-- start Entries supplied --
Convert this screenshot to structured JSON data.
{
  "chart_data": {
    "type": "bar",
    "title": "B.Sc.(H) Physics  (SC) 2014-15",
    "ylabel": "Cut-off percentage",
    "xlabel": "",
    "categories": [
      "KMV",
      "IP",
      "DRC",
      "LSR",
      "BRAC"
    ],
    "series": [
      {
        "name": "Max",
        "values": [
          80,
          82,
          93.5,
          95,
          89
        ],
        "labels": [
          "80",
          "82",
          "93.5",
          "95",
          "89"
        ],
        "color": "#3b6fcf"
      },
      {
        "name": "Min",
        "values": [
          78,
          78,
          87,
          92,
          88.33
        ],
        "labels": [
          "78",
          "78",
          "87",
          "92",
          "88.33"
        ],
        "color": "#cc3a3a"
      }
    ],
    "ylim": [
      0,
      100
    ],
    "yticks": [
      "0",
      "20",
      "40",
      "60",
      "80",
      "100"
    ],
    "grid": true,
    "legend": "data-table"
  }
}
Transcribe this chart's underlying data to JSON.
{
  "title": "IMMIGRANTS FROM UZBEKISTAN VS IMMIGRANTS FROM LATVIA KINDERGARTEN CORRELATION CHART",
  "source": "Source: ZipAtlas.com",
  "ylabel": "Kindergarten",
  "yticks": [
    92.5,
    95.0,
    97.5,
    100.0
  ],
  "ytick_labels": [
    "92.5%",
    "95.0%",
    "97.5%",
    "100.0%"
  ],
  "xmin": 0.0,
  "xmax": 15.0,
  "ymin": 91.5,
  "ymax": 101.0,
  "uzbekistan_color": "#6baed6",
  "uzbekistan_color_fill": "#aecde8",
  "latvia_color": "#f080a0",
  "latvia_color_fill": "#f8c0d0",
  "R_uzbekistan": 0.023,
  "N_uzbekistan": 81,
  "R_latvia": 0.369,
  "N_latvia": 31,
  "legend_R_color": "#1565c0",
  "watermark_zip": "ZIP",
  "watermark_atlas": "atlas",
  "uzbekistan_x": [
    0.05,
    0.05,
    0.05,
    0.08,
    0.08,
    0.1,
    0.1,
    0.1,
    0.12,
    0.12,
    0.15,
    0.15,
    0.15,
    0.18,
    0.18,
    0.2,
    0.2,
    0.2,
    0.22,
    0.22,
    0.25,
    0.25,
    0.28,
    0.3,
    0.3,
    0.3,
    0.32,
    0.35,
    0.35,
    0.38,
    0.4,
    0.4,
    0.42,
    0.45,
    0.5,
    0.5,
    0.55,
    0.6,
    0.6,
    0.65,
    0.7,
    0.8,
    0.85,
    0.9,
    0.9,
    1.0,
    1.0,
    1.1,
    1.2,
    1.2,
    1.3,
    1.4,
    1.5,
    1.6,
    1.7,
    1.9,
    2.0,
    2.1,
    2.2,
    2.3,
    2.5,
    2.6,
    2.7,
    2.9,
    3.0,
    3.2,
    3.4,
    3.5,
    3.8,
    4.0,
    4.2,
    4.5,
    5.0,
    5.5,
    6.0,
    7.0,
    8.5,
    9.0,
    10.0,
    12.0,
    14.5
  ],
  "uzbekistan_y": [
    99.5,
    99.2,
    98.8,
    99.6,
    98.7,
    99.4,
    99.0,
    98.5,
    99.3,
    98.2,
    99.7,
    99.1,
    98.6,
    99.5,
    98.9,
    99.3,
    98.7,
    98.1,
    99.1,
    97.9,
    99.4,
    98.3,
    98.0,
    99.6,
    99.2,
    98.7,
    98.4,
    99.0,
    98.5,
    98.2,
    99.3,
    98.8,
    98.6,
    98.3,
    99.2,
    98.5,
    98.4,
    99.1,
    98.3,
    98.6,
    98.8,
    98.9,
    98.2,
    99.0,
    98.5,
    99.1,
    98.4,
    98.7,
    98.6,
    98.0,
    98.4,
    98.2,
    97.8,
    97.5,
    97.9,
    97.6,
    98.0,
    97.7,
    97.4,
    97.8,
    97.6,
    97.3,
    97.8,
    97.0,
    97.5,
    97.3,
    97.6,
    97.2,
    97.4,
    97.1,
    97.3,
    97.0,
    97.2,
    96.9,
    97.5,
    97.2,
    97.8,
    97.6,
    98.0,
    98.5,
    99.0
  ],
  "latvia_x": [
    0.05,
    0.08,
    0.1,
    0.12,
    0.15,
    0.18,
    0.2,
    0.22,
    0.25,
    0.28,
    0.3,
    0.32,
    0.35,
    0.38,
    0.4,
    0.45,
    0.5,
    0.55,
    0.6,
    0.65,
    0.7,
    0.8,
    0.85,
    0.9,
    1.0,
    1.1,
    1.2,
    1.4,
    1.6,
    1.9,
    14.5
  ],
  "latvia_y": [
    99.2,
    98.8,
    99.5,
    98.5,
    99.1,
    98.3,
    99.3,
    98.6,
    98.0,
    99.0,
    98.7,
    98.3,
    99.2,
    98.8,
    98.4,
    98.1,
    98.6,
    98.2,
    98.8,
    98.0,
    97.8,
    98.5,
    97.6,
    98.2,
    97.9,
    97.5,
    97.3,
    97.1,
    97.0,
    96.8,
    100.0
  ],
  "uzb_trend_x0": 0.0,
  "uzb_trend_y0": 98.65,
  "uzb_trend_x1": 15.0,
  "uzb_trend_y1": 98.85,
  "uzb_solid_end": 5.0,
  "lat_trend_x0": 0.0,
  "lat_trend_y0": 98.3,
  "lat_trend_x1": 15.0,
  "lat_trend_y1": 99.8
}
-- end Entries supplied --
What the exercise asks: Reply with nothing but a number: how many lines of the entries above contain the string "ylabel"?

Task output: 2